#### Data listing
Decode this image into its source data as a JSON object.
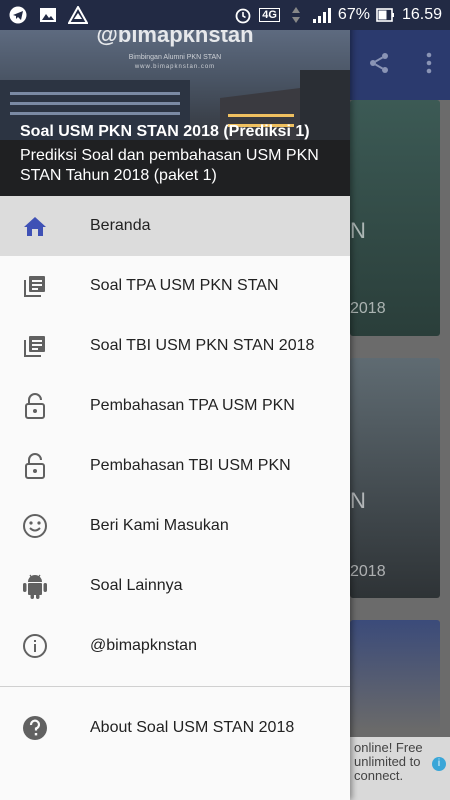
{
  "status": {
    "lte": "4G",
    "battery": "67%",
    "time": "16.59"
  },
  "header": {
    "watermark": "@bimapknstan",
    "watermark_sub": "Bimbingan Alumni PKN STAN",
    "watermark_url": "www.bimapknstan.com",
    "title": "Soal USM PKN STAN 2018 (Prediksi 1)",
    "description": "Prediksi Soal dan pembahasan USM PKN STAN Tahun 2018 (paket 1)"
  },
  "menu": {
    "items": [
      {
        "label": "Beranda",
        "icon": "home-icon"
      },
      {
        "label": "Soal TPA USM PKN STAN",
        "icon": "book-icon"
      },
      {
        "label": "Soal TBI USM PKN STAN 2018",
        "icon": "book-icon"
      },
      {
        "label": "Pembahasan TPA USM PKN",
        "icon": "lock-open-icon"
      },
      {
        "label": "Pembahasan TBI USM PKN",
        "icon": "lock-open-icon"
      },
      {
        "label": "Beri Kami Masukan",
        "icon": "smiley-icon"
      },
      {
        "label": "Soal Lainnya",
        "icon": "android-icon"
      },
      {
        "label": "@bimapknstan",
        "icon": "info-icon"
      }
    ],
    "about": {
      "label": "About Soal USM STAN 2018",
      "icon": "help-icon"
    }
  },
  "background": {
    "card_texts": [
      "N",
      "2018",
      "N",
      "2018"
    ],
    "ad_text": "online! Free unlimited to connect."
  },
  "colors": {
    "accent": "#3f51b5",
    "icon_gray": "#616161",
    "toolbar": "#2b3a6e"
  }
}
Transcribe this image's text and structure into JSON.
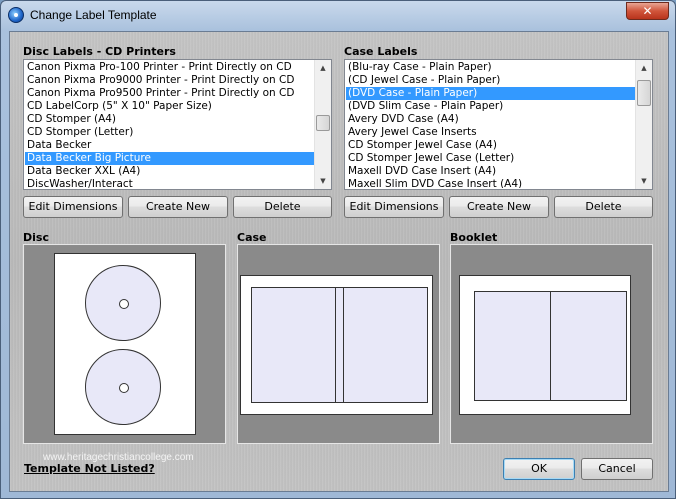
{
  "window": {
    "title": "Change Label Template",
    "close_label": "✕"
  },
  "disc_labels": {
    "heading": "Disc Labels - CD Printers",
    "items": [
      "Canon Pixma Pro-100 Printer - Print Directly on CD",
      "Canon Pixma Pro9000 Printer - Print Directly on CD",
      "Canon Pixma Pro9500 Printer - Print Directly on CD",
      "CD LabelCorp (5\" X 10\" Paper Size)",
      "CD Stomper (A4)",
      "CD Stomper (Letter)",
      "Data Becker",
      "Data Becker Big Picture",
      "Data Becker XXL (A4)",
      "DiscWasher/Interact"
    ],
    "selected_index": 7,
    "buttons": {
      "edit": "Edit Dimensions",
      "create": "Create New",
      "delete": "Delete"
    }
  },
  "case_labels": {
    "heading": "Case Labels",
    "items": [
      "(Blu-ray Case - Plain Paper)",
      "(CD Jewel Case - Plain Paper)",
      "(DVD Case - Plain Paper)",
      "(DVD Slim Case - Plain Paper)",
      "Avery DVD Case (A4)",
      "Avery Jewel Case Inserts",
      "CD Stomper Jewel Case (A4)",
      "CD Stomper Jewel Case (Letter)",
      "Maxell DVD Case Insert (A4)",
      "Maxell Slim DVD Case Insert (A4)"
    ],
    "selected_index": 2,
    "buttons": {
      "edit": "Edit Dimensions",
      "create": "Create New",
      "delete": "Delete"
    }
  },
  "previews": {
    "disc": "Disc",
    "case": "Case",
    "booklet": "Booklet"
  },
  "watermark": "www.heritagechristiancollege.com",
  "footer": {
    "template_link": "Template Not Listed?",
    "ok": "OK",
    "cancel": "Cancel"
  },
  "colors": {
    "selection": "#3399ff",
    "label_fill": "#e8e8f8"
  }
}
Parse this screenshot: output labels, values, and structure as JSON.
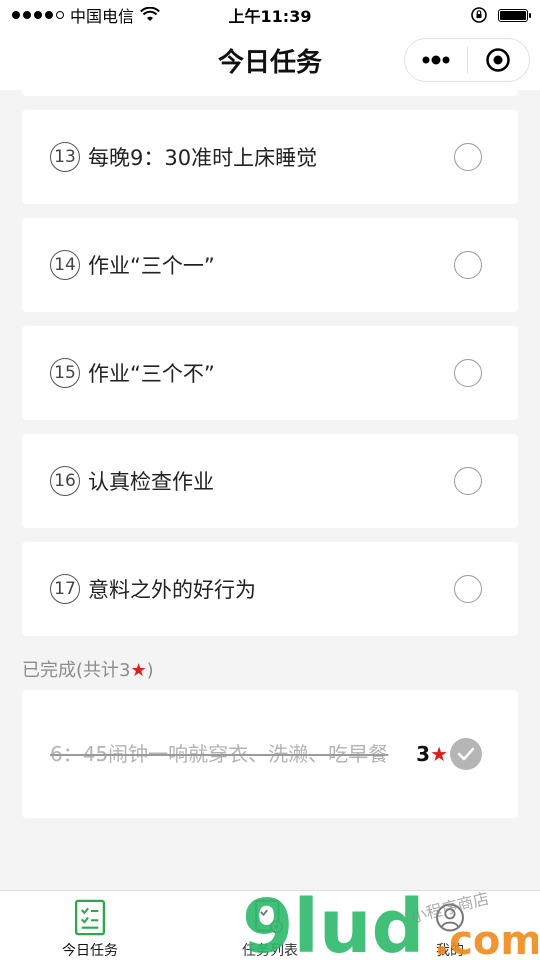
{
  "status_bar": {
    "carrier": "中国电信",
    "time": "上午11:39"
  },
  "header": {
    "title": "今日任务"
  },
  "tasks": [
    {
      "num": "13",
      "text": "每晚9：30准时上床睡觉"
    },
    {
      "num": "14",
      "text": "作业“三个一”"
    },
    {
      "num": "15",
      "text": "作业“三个不”"
    },
    {
      "num": "16",
      "text": "认真检查作业"
    },
    {
      "num": "17",
      "text": "意料之外的好行为"
    }
  ],
  "completed": {
    "label": "已完成(共计3",
    "label_end": ")",
    "star": "★",
    "items": [
      {
        "text": "6：45闹钟一响就穿衣、洗濑、吃早餐",
        "score": "3"
      }
    ]
  },
  "tabbar": {
    "items": [
      {
        "label": "今日任务",
        "icon": "task-check-icon",
        "active": true
      },
      {
        "label": "任务列表",
        "icon": "task-list-icon",
        "active": false
      },
      {
        "label": "我的",
        "icon": "profile-icon",
        "active": false
      }
    ]
  },
  "watermark": {
    "text": "9lud.com",
    "subtext": "小程序商店"
  },
  "colors": {
    "tab_active": "#2fa64a",
    "star": "#d8211e",
    "watermark_green": "#2db86a",
    "watermark_orange": "#ef8a1a"
  }
}
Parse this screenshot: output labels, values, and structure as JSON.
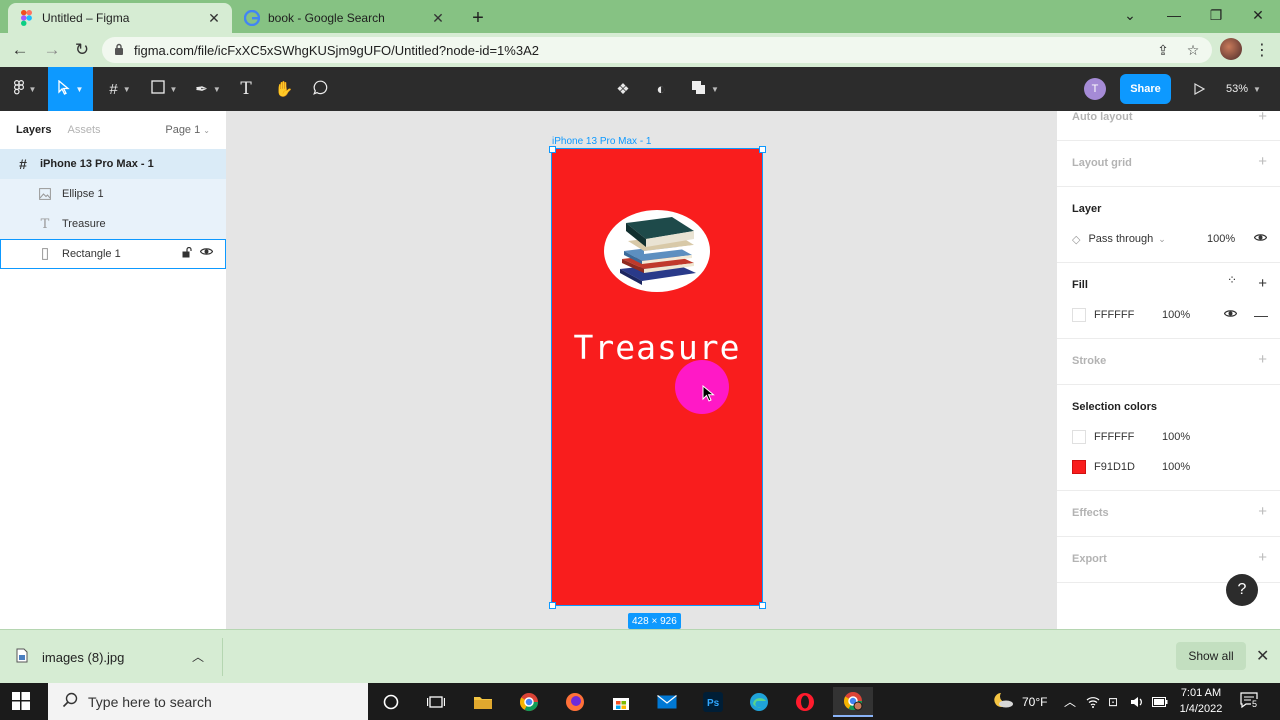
########
◆ Problem details ◆
Reproduce the listing above exactly, excluding all pictures.

◆ Answer to the problem ◆
Decode this image into its source data as a JSON object.
{
  "status": {
    "lte": "4G",
    "battery": "67%",
    "time": "16.59"
  },
  "header": {
    "watermark": "@bimapknstan",
    "watermark_sub": "Bimbingan Alumni PKN STAN",
    "watermark_url": "www.bimapknstan.com",
    "title": "Soal USM PKN STAN 2018 (Prediksi 1)",
    "description": "Prediksi Soal dan pembahasan USM PKN STAN Tahun 2018 (paket 1)"
  },
  "menu": {
    "items": [
      {
        "label": "Beranda",
        "icon": "home-icon"
      },
      {
        "label": "Soal TPA USM PKN STAN",
        "icon": "book-icon"
      },
      {
        "label": "Soal TBI USM PKN STAN 2018",
        "icon": "book-icon"
      },
      {
        "label": "Pembahasan TPA USM PKN",
        "icon": "lock-open-icon"
      },
      {
        "label": "Pembahasan TBI USM PKN",
        "icon": "lock-open-icon"
      },
      {
        "label": "Beri Kami Masukan",
        "icon": "smiley-icon"
      },
      {
        "label": "Soal Lainnya",
        "icon": "android-icon"
      },
      {
        "label": "@bimapknstan",
        "icon": "info-icon"
      }
    ],
    "about": {
      "label": "About Soal USM STAN 2018",
      "icon": "help-icon"
    }
  },
  "background": {
    "card_texts": [
      "N",
      "2018",
      "N",
      "2018"
    ],
    "ad_text": "online! Free unlimited to connect."
  },
  "colors": {
    "accent": "#3f51b5",
    "icon_gray": "#616161",
    "toolbar": "#2b3a6e"
  }
}
Transcribe this image's text and structure into JSON.
{
  "window": {
    "title": "Change Label Template",
    "close_label": "✕"
  },
  "disc_labels": {
    "heading": "Disc Labels - CD Printers",
    "items": [
      "Canon Pixma Pro-100 Printer - Print Directly on CD",
      "Canon Pixma Pro9000 Printer - Print Directly on CD",
      "Canon Pixma Pro9500 Printer - Print Directly on CD",
      "CD LabelCorp (5\" X 10\" Paper Size)",
      "CD Stomper (A4)",
      "CD Stomper (Letter)",
      "Data Becker",
      "Data Becker Big Picture",
      "Data Becker XXL (A4)",
      "DiscWasher/Interact"
    ],
    "selected_index": 7,
    "buttons": {
      "edit": "Edit Dimensions",
      "create": "Create New",
      "delete": "Delete"
    }
  },
  "case_labels": {
    "heading": "Case Labels",
    "items": [
      "(Blu-ray Case - Plain Paper)",
      "(CD Jewel Case - Plain Paper)",
      "(DVD Case - Plain Paper)",
      "(DVD Slim Case - Plain Paper)",
      "Avery DVD Case (A4)",
      "Avery Jewel Case Inserts",
      "CD Stomper Jewel Case (A4)",
      "CD Stomper Jewel Case (Letter)",
      "Maxell DVD Case Insert (A4)",
      "Maxell Slim DVD Case Insert (A4)"
    ],
    "selected_index": 2,
    "buttons": {
      "edit": "Edit Dimensions",
      "create": "Create New",
      "delete": "Delete"
    }
  },
  "previews": {
    "disc": "Disc",
    "case": "Case",
    "booklet": "Booklet"
  },
  "watermark": "www.heritagechristiancollege.com",
  "footer": {
    "template_link": "Template Not Listed?",
    "ok": "OK",
    "cancel": "Cancel"
  },
  "colors": {
    "selection": "#3399ff",
    "label_fill": "#e8e8f8"
  }
}
Parse this screenshot: output labels, values, and structure as JSON.
{
  "status_bar": {
    "carrier": "中国电信",
    "time": "上午11:39"
  },
  "header": {
    "title": "今日任务"
  },
  "tasks": [
    {
      "num": "13",
      "text": "每晚9：30准时上床睡觉"
    },
    {
      "num": "14",
      "text": "作业“三个一”"
    },
    {
      "num": "15",
      "text": "作业“三个不”"
    },
    {
      "num": "16",
      "text": "认真检查作业"
    },
    {
      "num": "17",
      "text": "意料之外的好行为"
    }
  ],
  "completed": {
    "label": "已完成(共计3",
    "label_end": ")",
    "star": "★",
    "items": [
      {
        "text": "6：45闹钟一响就穿衣、洗濑、吃早餐",
        "score": "3"
      }
    ]
  },
  "tabbar": {
    "items": [
      {
        "label": "今日任务",
        "icon": "task-check-icon",
        "active": true
      },
      {
        "label": "任务列表",
        "icon": "task-list-icon",
        "active": false
      },
      {
        "label": "我的",
        "icon": "profile-icon",
        "active": false
      }
    ]
  },
  "watermark": {
    "text": "9lud.com",
    "subtext": "小程序商店"
  },
  "colors": {
    "tab_active": "#2fa64a",
    "star": "#d8211e",
    "watermark_green": "#2db86a",
    "watermark_orange": "#ef8a1a"
  }
}
Parse this screenshot: output labels, values, and structure as JSON.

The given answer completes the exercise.